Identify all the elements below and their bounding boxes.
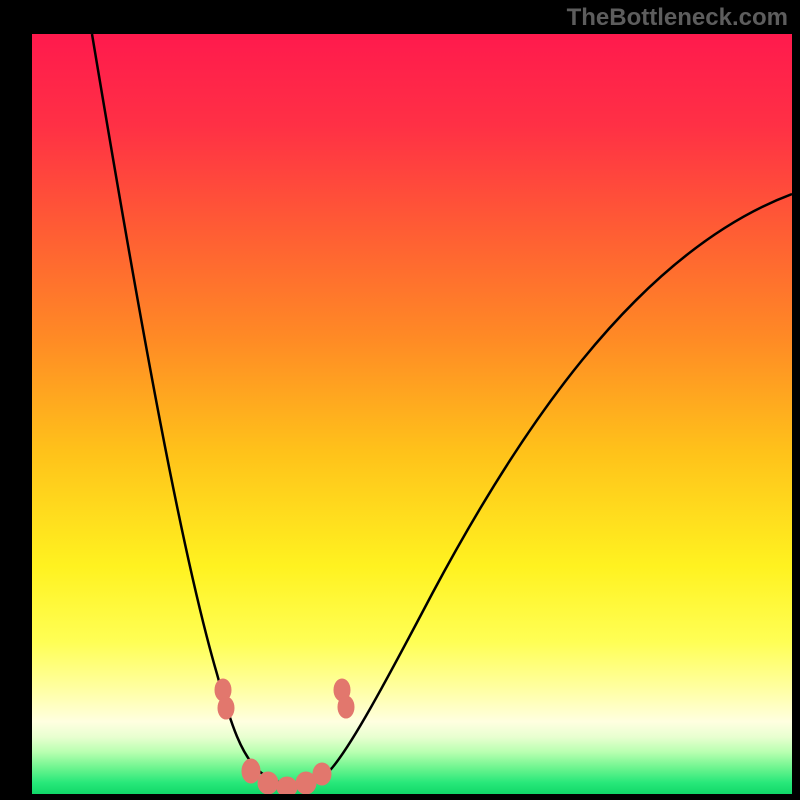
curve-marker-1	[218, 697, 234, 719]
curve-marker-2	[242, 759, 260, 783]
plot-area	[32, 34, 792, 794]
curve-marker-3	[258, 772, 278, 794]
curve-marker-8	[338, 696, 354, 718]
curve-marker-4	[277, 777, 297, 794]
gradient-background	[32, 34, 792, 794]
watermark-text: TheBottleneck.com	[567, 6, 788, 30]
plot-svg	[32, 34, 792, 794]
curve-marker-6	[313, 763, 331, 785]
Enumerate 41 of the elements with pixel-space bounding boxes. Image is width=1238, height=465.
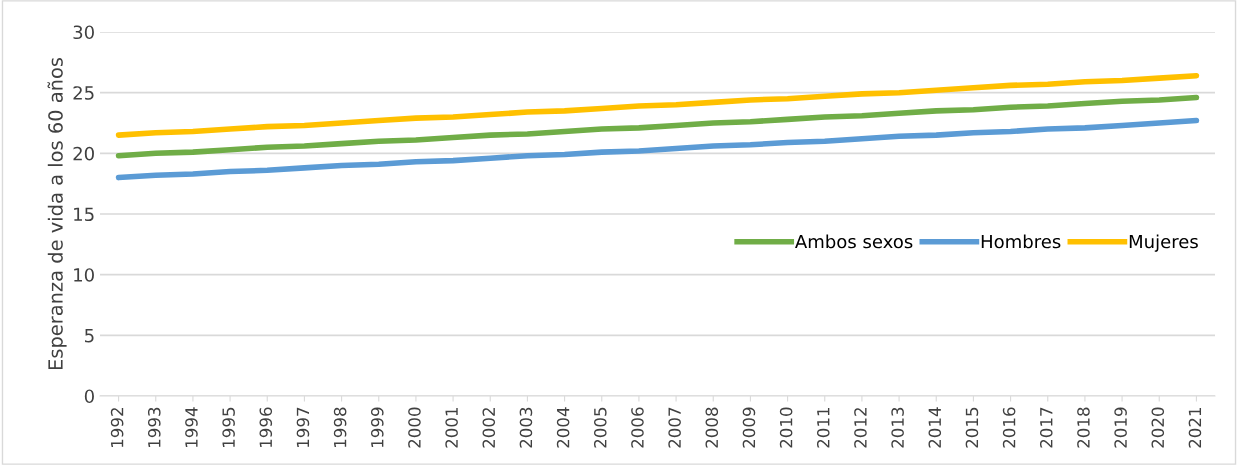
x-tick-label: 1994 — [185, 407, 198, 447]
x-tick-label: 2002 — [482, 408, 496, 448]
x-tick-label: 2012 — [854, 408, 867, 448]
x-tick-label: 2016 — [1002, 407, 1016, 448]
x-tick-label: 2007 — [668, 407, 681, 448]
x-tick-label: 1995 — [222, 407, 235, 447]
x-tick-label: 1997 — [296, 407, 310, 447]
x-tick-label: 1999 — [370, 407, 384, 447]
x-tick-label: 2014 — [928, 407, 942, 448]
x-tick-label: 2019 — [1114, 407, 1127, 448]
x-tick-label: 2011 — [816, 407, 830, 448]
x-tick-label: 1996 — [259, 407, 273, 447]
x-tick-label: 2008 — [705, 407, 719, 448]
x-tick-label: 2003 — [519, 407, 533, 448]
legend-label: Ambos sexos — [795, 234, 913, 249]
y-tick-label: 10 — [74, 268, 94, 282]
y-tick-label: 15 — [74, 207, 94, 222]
____
Copy the records word for word, starting at the line that contains "697, 234, 719]" and continuing through the last line of the records. Leave the pictures out.

curve-marker-1	[218, 697, 234, 719]
curve-marker-2	[242, 759, 260, 783]
plot-area	[32, 34, 792, 794]
curve-marker-3	[258, 772, 278, 794]
curve-marker-8	[338, 696, 354, 718]
curve-marker-4	[277, 777, 297, 794]
gradient-background	[32, 34, 792, 794]
watermark-text: TheBottleneck.com	[567, 6, 788, 30]
plot-svg	[32, 34, 792, 794]
curve-marker-6	[313, 763, 331, 785]
Enumerate 41 of the elements with pixel-space bounding boxes. Image is width=1238, height=465.
x-tick-label: 1994 — [185, 407, 198, 447]
x-tick-label: 2002 — [482, 408, 496, 448]
x-tick-label: 2012 — [854, 408, 867, 448]
x-tick-label: 2016 — [1002, 407, 1016, 448]
x-tick-label: 2007 — [668, 407, 681, 448]
x-tick-label: 1995 — [222, 407, 235, 447]
x-tick-label: 1997 — [296, 407, 310, 447]
x-tick-label: 1999 — [370, 407, 384, 447]
x-tick-label: 2014 — [928, 407, 942, 448]
x-tick-label: 2019 — [1114, 407, 1127, 448]
x-tick-label: 2011 — [816, 407, 830, 448]
x-tick-label: 1996 — [259, 407, 273, 447]
x-tick-label: 2008 — [705, 407, 719, 448]
x-tick-label: 2003 — [519, 407, 533, 448]
legend-label: Ambos sexos — [795, 234, 913, 249]
y-tick-label: 10 — [74, 268, 94, 282]
y-tick-label: 15 — [74, 207, 94, 222]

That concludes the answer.